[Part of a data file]
□ □ □ □

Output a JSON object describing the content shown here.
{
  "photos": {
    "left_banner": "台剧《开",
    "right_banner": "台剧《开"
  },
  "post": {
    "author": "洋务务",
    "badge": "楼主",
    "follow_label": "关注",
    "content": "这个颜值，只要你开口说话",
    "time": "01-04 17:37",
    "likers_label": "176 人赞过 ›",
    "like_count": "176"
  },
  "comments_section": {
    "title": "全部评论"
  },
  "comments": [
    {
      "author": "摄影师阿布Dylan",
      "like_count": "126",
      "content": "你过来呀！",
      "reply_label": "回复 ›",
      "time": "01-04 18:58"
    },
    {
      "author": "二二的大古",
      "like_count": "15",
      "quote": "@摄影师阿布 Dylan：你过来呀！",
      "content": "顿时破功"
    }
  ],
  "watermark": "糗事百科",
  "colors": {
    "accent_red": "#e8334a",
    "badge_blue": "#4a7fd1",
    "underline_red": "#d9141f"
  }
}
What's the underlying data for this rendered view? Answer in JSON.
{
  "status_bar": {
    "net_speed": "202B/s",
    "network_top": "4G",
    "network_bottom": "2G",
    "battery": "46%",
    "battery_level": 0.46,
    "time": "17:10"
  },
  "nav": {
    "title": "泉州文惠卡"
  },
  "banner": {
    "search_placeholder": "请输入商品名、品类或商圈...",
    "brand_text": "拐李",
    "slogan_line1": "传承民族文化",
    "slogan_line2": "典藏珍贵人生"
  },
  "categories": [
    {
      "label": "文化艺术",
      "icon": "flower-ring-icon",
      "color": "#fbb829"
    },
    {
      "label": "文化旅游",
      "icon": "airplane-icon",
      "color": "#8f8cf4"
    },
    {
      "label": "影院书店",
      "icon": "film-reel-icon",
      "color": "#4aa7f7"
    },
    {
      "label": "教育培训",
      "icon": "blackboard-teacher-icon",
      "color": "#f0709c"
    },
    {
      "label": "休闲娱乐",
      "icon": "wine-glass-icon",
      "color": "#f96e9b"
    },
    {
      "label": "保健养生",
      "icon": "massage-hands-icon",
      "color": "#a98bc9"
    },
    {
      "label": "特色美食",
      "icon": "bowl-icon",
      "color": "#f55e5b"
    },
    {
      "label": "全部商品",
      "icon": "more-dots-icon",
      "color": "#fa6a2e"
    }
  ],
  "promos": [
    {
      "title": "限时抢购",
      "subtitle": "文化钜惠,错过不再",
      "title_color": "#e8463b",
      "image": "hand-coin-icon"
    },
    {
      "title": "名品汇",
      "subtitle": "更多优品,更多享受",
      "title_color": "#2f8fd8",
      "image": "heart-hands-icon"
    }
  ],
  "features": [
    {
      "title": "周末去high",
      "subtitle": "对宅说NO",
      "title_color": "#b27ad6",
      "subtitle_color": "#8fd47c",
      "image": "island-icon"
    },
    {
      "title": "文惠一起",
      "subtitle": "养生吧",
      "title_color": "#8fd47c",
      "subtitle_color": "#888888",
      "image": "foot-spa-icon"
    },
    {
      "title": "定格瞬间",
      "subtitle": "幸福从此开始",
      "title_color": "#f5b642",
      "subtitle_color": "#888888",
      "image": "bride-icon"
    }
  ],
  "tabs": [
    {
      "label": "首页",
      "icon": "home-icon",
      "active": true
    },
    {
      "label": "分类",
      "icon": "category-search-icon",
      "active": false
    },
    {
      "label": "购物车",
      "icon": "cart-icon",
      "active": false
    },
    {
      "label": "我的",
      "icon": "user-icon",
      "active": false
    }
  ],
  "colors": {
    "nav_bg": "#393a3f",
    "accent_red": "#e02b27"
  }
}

□ □ □ □

* [What the exercise asks] Please set down the whole listing above without altering a single line.

* [Response to this task]
Output a JSON object describing the content shown here.
{
  "photos": {
    "left_banner": "台剧《开",
    "right_banner": "台剧《开"
  },
  "post": {
    "author": "洋务务",
    "badge": "楼主",
    "follow_label": "关注",
    "content": "这个颜值，只要你开口说话",
    "time": "01-04 17:37",
    "likers_label": "176 人赞过 ›",
    "like_count": "176"
  },
  "comments_section": {
    "title": "全部评论"
  },
  "comments": [
    {
      "author": "摄影师阿布Dylan",
      "like_count": "126",
      "content": "你过来呀！",
      "reply_label": "回复 ›",
      "time": "01-04 18:58"
    },
    {
      "author": "二二的大古",
      "like_count": "15",
      "quote": "@摄影师阿布 Dylan：你过来呀！",
      "content": "顿时破功"
    }
  ],
  "watermark": "糗事百科",
  "colors": {
    "accent_red": "#e8334a",
    "badge_blue": "#4a7fd1",
    "underline_red": "#d9141f"
  }
}
What's the underlying data for this rendered view? Answer in JSON.
{
  "status_bar": {
    "net_speed": "202B/s",
    "network_top": "4G",
    "network_bottom": "2G",
    "battery": "46%",
    "battery_level": 0.46,
    "time": "17:10"
  },
  "nav": {
    "title": "泉州文惠卡"
  },
  "banner": {
    "search_placeholder": "请输入商品名、品类或商圈...",
    "brand_text": "拐李",
    "slogan_line1": "传承民族文化",
    "slogan_line2": "典藏珍贵人生"
  },
  "categories": [
    {
      "label": "文化艺术",
      "icon": "flower-ring-icon",
      "color": "#fbb829"
    },
    {
      "label": "文化旅游",
      "icon": "airplane-icon",
      "color": "#8f8cf4"
    },
    {
      "label": "影院书店",
      "icon": "film-reel-icon",
      "color": "#4aa7f7"
    },
    {
      "label": "教育培训",
      "icon": "blackboard-teacher-icon",
      "color": "#f0709c"
    },
    {
      "label": "休闲娱乐",
      "icon": "wine-glass-icon",
      "color": "#f96e9b"
    },
    {
      "label": "保健养生",
      "icon": "massage-hands-icon",
      "color": "#a98bc9"
    },
    {
      "label": "特色美食",
      "icon": "bowl-icon",
      "color": "#f55e5b"
    },
    {
      "label": "全部商品",
      "icon": "more-dots-icon",
      "color": "#fa6a2e"
    }
  ],
  "promos": [
    {
      "title": "限时抢购",
      "subtitle": "文化钜惠,错过不再",
      "title_color": "#e8463b",
      "image": "hand-coin-icon"
    },
    {
      "title": "名品汇",
      "subtitle": "更多优品,更多享受",
      "title_color": "#2f8fd8",
      "image": "heart-hands-icon"
    }
  ],
  "features": [
    {
      "title": "周末去high",
      "subtitle": "对宅说NO",
      "title_color": "#b27ad6",
      "subtitle_color": "#8fd47c",
      "image": "island-icon"
    },
    {
      "title": "文惠一起",
      "subtitle": "养生吧",
      "title_color": "#8fd47c",
      "subtitle_color": "#888888",
      "image": "foot-spa-icon"
    },
    {
      "title": "定格瞬间",
      "subtitle": "幸福从此开始",
      "title_color": "#f5b642",
      "subtitle_color": "#888888",
      "image": "bride-icon"
    }
  ],
  "tabs": [
    {
      "label": "首页",
      "icon": "home-icon",
      "active": true
    },
    {
      "label": "分类",
      "icon": "category-search-icon",
      "active": false
    },
    {
      "label": "购物车",
      "icon": "cart-icon",
      "active": false
    },
    {
      "label": "我的",
      "icon": "user-icon",
      "active": false
    }
  ],
  "colors": {
    "nav_bg": "#393a3f",
    "accent_red": "#e02b27"
  }
}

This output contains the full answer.